OBJECTIVE:
Extract every line below that contains the word "folgende".

Stored records
# # #

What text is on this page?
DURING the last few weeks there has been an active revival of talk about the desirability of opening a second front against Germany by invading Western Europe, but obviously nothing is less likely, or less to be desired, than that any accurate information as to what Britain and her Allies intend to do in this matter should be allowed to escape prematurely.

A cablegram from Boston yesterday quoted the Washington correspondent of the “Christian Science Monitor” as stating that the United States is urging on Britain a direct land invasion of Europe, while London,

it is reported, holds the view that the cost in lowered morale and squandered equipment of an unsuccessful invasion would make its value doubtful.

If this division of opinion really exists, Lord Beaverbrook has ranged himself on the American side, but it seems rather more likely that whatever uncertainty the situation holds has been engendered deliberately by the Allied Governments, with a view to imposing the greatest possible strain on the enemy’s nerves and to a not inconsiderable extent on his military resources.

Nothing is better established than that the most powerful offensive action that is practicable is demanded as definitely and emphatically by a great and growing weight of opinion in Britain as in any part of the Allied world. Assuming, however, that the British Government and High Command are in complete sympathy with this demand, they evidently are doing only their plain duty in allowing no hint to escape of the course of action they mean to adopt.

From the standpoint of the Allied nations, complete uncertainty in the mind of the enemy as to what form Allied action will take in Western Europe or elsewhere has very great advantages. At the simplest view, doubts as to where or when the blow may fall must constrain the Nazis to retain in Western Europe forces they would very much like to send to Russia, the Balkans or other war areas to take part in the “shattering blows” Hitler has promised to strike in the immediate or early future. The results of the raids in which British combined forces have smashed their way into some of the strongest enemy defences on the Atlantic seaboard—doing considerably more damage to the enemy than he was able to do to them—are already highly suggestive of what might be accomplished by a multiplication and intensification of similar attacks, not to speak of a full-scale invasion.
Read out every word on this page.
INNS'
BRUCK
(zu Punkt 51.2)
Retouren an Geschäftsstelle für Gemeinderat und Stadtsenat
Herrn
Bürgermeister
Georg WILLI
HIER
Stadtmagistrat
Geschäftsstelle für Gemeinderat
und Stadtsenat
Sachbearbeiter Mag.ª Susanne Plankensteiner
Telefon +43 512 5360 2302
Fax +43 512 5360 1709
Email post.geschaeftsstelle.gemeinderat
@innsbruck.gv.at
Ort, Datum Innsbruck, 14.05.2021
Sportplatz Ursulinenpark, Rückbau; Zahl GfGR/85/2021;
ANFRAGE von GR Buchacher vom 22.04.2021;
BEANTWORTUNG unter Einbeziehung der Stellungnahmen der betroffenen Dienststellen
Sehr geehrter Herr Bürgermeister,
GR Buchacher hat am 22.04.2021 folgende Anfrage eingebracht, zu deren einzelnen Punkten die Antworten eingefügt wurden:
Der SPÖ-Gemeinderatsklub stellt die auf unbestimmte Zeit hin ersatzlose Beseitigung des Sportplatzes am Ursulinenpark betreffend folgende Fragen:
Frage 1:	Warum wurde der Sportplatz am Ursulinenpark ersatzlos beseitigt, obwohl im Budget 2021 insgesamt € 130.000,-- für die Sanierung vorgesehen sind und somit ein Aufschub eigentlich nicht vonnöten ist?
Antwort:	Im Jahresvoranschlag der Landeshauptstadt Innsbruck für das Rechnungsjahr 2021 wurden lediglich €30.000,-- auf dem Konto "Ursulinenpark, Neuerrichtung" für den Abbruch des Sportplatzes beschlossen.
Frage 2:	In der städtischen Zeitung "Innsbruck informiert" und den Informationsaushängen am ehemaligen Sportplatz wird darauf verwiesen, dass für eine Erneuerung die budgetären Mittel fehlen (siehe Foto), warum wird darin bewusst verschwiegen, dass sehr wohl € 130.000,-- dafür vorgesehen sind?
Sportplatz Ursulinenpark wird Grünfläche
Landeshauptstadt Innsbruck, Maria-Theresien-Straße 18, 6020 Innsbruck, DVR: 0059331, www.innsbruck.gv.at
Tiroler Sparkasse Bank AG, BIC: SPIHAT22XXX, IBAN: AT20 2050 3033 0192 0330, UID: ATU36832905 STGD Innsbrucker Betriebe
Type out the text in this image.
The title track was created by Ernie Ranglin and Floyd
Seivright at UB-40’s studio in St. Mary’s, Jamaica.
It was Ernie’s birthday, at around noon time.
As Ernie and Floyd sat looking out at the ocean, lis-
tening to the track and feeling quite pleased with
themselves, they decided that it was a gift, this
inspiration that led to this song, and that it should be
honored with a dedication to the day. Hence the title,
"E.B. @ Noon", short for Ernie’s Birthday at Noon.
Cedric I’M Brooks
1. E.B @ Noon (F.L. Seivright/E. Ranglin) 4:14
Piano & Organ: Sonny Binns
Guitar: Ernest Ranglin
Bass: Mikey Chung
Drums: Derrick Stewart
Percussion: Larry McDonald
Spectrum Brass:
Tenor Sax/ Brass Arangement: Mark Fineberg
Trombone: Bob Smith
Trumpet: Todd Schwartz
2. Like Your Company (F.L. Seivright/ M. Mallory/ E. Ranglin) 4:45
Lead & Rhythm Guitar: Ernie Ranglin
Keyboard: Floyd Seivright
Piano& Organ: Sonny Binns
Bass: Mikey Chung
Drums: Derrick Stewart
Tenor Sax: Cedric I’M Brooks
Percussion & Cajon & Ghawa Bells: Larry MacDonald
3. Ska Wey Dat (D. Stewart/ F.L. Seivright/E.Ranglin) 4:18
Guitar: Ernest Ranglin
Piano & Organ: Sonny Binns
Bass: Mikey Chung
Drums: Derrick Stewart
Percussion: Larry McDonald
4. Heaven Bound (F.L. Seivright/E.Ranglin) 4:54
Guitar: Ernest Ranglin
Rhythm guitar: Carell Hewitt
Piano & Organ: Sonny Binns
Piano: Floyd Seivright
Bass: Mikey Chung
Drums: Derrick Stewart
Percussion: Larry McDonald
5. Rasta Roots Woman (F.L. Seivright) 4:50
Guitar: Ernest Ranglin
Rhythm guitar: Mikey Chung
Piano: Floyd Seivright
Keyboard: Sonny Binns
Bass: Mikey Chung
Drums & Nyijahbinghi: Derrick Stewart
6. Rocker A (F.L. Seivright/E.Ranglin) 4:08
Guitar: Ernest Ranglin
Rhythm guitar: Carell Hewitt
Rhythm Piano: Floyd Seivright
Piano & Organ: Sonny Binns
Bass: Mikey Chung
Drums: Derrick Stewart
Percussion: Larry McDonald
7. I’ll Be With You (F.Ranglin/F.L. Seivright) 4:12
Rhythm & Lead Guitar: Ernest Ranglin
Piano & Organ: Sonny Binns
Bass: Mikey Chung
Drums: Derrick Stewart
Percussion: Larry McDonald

# # #

RESULT FOR THIS EXERCISE:
GR Buchacher hat am 22.04.2021 folgende Anfrage eingebracht, zu deren einzelnen Punkten die Antworten eingefügt wurden:
Der SPÖ-Gemeinderatsklub stellt die auf unbestimmte Zeit hin ersatzlose Beseitigung des Sportplatzes am Ursulinenpark betreffend folgende Fragen:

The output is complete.